## Work required
Please report every line from the material that contains the word "name".

## Data to process
=====
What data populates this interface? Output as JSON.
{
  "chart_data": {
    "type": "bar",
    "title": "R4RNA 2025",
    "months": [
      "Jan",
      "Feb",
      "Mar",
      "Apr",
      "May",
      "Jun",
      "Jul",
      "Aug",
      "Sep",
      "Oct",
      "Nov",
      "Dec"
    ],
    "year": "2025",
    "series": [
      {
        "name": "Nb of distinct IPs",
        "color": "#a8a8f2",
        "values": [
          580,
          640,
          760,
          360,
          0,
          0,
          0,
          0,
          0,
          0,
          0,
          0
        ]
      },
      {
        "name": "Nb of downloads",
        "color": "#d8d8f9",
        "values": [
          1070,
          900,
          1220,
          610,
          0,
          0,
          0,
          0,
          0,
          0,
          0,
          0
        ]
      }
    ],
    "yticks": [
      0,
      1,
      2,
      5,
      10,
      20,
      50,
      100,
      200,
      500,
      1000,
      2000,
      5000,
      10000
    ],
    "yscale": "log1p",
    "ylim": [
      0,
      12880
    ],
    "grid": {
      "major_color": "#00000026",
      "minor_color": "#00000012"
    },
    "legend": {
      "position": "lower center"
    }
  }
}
=====
## Answer to this problem
        "name": "Nb of distinct IPs",
        "name": "Nb of downloads",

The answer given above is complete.